= Aim of the exercise =
Reproduce every entry exactly as shown.

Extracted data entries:
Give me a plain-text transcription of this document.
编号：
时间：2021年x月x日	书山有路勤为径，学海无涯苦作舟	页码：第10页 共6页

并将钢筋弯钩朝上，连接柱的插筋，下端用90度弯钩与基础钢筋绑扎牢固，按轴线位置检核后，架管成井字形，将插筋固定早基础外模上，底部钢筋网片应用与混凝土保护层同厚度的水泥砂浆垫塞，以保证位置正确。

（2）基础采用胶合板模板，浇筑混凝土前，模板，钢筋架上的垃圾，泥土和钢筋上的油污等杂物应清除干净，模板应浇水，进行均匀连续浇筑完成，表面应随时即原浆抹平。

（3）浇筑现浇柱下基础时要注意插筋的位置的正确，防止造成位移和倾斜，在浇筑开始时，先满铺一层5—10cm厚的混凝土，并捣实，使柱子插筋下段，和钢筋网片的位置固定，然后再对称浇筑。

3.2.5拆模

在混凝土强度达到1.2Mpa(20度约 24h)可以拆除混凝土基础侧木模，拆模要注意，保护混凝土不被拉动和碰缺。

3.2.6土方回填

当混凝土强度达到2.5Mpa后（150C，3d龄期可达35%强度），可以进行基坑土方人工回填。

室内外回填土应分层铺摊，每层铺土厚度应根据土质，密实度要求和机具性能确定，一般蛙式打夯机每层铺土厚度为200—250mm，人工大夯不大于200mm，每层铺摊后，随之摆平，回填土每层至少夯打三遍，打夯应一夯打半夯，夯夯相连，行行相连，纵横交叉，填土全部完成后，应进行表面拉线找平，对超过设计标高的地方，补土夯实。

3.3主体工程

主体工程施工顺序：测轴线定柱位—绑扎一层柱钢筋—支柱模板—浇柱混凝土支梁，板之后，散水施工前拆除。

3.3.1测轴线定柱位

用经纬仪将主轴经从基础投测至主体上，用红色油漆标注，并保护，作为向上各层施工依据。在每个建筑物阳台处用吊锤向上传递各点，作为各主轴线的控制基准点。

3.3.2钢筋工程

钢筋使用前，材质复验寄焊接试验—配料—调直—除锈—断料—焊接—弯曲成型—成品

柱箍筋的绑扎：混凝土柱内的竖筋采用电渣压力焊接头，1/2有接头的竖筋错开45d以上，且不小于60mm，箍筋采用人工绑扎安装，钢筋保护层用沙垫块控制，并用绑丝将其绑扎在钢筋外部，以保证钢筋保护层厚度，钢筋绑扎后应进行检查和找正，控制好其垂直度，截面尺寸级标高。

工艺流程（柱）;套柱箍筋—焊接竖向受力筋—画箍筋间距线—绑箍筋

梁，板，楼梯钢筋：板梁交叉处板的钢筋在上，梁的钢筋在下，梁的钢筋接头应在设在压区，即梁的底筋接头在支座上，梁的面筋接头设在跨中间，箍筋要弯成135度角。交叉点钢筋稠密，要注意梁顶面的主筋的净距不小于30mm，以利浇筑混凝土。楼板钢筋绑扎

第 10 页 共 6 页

= Solution =
Give me a plain-text transcription of this document.
编号：
时间：2021年x月x日	书山有路勤为径，学海无涯苦作舟	页码：第10页 共6页

并将钢筋弯钩朝上，连接柱的插筋，下端用90度弯钩与基础钢筋绑扎牢固，按轴线位置检核后，架管成井字形，将插筋固定早基础外模上，底部钢筋网片应用与混凝土保护层同厚度的水泥砂浆垫塞，以保证位置正确。

（2）基础采用胶合板模板，浇筑混凝土前，模板，钢筋架上的垃圾，泥土和钢筋上的油污等杂物应清除干净，模板应浇水，进行均匀连续浇筑完成，表面应随时即原浆抹平。

（3）浇筑现浇柱下基础时要注意插筋的位置的正确，防止造成位移和倾斜，在浇筑开始时，先满铺一层5—10cm厚的混凝土，并捣实，使柱子插筋下段，和钢筋网片的位置固定，然后再对称浇筑。

3.2.5拆模

在混凝土强度达到1.2Mpa(20度约 24h)可以拆除混凝土基础侧木模，拆模要注意，保护混凝土不被拉动和碰缺。

3.2.6土方回填

当混凝土强度达到2.5Mpa后（150C，3d龄期可达35%强度），可以进行基坑土方人工回填。

室内外回填土应分层铺摊，每层铺土厚度应根据土质，密实度要求和机具性能确定，一般蛙式打夯机每层铺土厚度为200—250mm，人工大夯不大于200mm，每层铺摊后，随之摆平，回填土每层至少夯打三遍，打夯应一夯打半夯，夯夯相连，行行相连，纵横交叉，填土全部完成后，应进行表面拉线找平，对超过设计标高的地方，补土夯实。

3.3主体工程

主体工程施工顺序：测轴线定柱位—绑扎一层柱钢筋—支柱模板—浇柱混凝土支梁，板之后，散水施工前拆除。

3.3.1测轴线定柱位

用经纬仪将主轴经从基础投测至主体上，用红色油漆标注，并保护，作为向上各层施工依据。在每个建筑物阳台处用吊锤向上传递各点，作为各主轴线的控制基准点。

3.3.2钢筋工程

钢筋使用前，材质复验寄焊接试验—配料—调直—除锈—断料—焊接—弯曲成型—成品

柱箍筋的绑扎：混凝土柱内的竖筋采用电渣压力焊接头，1/2有接头的竖筋错开45d以上，且不小于60mm，箍筋采用人工绑扎安装，钢筋保护层用沙垫块控制，并用绑丝将其绑扎在钢筋外部，以保证钢筋保护层厚度，钢筋绑扎后应进行检查和找正，控制好其垂直度，截面尺寸级标高。

工艺流程（柱）;套柱箍筋—焊接竖向受力筋—画箍筋间距线—绑箍筋

梁，板，楼梯钢筋：板梁交叉处板的钢筋在上，梁的钢筋在下，梁的钢筋接头应在设在压区，即梁的底筋接头在支座上，梁的面筋接头设在跨中间，箍筋要弯成135度角。交叉点钢筋稠密，要注意梁顶面的主筋的净距不小于30mm，以利浇筑混凝土。楼板钢筋绑扎

第 10 页 共 6 页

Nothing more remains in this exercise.